§ PROBLEM 1:
Translate the following sentence from the article on 25 Canum Venaticorum into French: "The system is moving closer to the Earth with a heliocentric radial velocity of roughly −10 km/s."
§ PROBLEM 2:
Carry the article on 25 Canum Venaticorum forward from its final sentence.

§ EXTRACT:
----------

25 Canum Venaticorum

Observation data Epoch J2000 Equinox ICRS
- Constellation: Canes Venatici
- Right ascension: 13^{h} 37^{m} 27.62782^{s}
- Declination: +36° 17′ 41.6337″
- Apparent magnitude (V): +4.82 (4.98 + 6.95)

Characteristics
- Spectral type: A7 III + A8 V:

Astrometry
- Radial velocity (R_{v}): −10.4±2.1 km/s
- Proper motion (μ): RA: −95.54 mas/yr Dec.: +23.75 mas/yr
- Parallax (π): 16.42±0.53 mas
- Distance: 199 ± 6 ly (61 ± 2 pc)
- Absolute magnitude (M_{V}): 0.90

Orbit
- Period (P): 228 yr
- Semi-major axis (a): 1.02″
- Eccentricity (e): 0.80
- Inclination (i): 147°
- Longitude of the node (Ω): 87°
- Periastron epoch (T): 1864.0
- Argument of periastron (ω) (secondary): 159°

Details

25 CVn A
- Mass: 2.23 M_{☉}
- Surface gravity (log g): 3.85 cgs
- Temperature: 7,609±259 K
- Rotational velocity (v sin i): 235 km/s
- Age: 659 Myr

25 CVn B
- Mass: 1.58 M_{☉}
- Other designations: Jordanus, 25 CVn, BD+37°2433, FK5 3083, GC 18421, HD 118623, HIP 66458, HR 5127, SAO 63648, ADS 8974, CCDM 13375+3617, WDS J13375+3618

Database references
- SIMBAD: data

= 25 Canum Venaticorum =

Star in the constellation Canes Venatici

25 Canum Venaticorum, also named Jordanus, is a binary star system in the northern constellation of Canes Venatici, approximately 199 light years from the Sun. It is visible to the naked eye as a faint, white-hued star with a combined apparent visual magnitude of +4.82 The system is moving closer to the Earth with a heliocentric radial velocity of roughly −10 km/s.

----------

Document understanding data
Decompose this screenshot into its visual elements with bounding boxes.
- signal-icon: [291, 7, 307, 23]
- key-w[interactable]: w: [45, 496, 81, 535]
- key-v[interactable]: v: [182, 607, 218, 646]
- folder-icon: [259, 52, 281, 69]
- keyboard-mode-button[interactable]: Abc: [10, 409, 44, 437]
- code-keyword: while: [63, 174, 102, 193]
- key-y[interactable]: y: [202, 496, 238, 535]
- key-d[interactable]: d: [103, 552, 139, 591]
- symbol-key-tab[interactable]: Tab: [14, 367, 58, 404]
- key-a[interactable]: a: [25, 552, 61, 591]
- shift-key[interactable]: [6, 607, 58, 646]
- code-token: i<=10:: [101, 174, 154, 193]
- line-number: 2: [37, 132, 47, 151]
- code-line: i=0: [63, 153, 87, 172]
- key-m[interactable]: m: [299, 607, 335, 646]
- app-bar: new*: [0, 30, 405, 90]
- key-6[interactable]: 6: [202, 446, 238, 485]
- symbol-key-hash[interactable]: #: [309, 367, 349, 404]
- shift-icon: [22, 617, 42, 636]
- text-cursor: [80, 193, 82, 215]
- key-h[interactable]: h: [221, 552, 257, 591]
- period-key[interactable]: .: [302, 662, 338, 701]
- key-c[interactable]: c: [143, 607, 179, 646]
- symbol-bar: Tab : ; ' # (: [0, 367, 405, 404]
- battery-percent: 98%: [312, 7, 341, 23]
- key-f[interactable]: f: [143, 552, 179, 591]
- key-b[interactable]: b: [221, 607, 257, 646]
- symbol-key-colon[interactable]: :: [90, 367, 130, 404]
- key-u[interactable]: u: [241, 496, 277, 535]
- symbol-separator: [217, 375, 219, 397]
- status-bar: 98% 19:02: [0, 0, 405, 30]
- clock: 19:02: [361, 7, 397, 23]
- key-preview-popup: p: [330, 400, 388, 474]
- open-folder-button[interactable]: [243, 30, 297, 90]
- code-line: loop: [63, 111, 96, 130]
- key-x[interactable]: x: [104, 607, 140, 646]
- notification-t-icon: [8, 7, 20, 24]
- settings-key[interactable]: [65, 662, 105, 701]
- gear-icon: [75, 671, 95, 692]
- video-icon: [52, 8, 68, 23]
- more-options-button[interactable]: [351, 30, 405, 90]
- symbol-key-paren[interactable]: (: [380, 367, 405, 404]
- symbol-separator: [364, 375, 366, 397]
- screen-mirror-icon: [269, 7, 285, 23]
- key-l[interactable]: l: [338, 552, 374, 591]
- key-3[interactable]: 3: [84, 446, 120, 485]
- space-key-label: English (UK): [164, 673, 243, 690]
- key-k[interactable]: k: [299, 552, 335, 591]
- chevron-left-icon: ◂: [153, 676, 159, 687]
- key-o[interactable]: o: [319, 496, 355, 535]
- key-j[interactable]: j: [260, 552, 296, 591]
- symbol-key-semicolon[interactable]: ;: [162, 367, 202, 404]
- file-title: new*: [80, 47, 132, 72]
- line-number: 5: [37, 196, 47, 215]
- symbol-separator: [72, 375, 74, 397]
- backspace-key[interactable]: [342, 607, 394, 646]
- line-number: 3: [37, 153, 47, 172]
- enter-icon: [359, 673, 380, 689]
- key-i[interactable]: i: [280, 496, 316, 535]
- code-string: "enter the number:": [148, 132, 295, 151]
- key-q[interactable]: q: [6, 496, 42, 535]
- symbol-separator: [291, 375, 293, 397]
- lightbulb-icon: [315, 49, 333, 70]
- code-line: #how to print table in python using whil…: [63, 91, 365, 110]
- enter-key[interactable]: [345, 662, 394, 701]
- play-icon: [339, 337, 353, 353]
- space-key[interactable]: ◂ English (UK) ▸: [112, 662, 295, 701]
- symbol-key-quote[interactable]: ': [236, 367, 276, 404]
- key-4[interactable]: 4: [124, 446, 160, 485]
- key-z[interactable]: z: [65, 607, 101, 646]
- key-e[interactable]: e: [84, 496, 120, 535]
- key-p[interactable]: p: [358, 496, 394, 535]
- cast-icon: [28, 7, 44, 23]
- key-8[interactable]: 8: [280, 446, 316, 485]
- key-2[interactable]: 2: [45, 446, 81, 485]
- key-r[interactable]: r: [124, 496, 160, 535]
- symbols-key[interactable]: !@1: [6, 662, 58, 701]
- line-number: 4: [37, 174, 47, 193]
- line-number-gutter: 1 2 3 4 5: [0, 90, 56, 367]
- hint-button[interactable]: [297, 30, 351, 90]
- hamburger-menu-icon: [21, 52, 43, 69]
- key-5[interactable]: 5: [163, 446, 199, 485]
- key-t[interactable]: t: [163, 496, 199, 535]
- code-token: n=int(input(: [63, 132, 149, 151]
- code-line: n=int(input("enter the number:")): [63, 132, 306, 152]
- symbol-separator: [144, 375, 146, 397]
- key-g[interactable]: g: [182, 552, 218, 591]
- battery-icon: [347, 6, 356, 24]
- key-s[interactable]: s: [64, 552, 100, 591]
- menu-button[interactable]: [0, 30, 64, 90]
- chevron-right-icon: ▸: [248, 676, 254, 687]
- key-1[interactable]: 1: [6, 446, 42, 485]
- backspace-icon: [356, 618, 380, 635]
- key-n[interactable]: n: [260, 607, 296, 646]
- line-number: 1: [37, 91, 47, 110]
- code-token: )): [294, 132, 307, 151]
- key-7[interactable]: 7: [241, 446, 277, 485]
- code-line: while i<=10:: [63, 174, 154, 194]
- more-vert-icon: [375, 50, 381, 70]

----------

§ ANSWER AREA 1:
Le système se rapproche de la Terre avec une vitesse radiale héliocentrique d'environ −10 km/s.

§ ANSWER AREA 2:
This is a wide binary system with an orbital period of 228 years and an eccentricity of 0.80. As of 2001, they had a projected separation of 107.0 AU. The magnitude 4.98 primary, component A, has a stellar classification of A7 III, which matches an A-type giant star. It is 659 million years old with a projected rotational velocity of 235 km/s. This rate of spin is giving the star an oblate shape with an equatorial bulge that is an estimated 27% larger than the polar radius. The companion, component B, is a magnitude 6.95 A-type main-sequence star with a class of A8 V:. The ':' suffix indicates some uncertainty in the classification of this star.

This star was part of Jordanus, a former constellation representing the Jordan River. The IAU Working Group on Star Names approved the name Jordanus for 25 Canum Venaticorum A on 17 September 2026.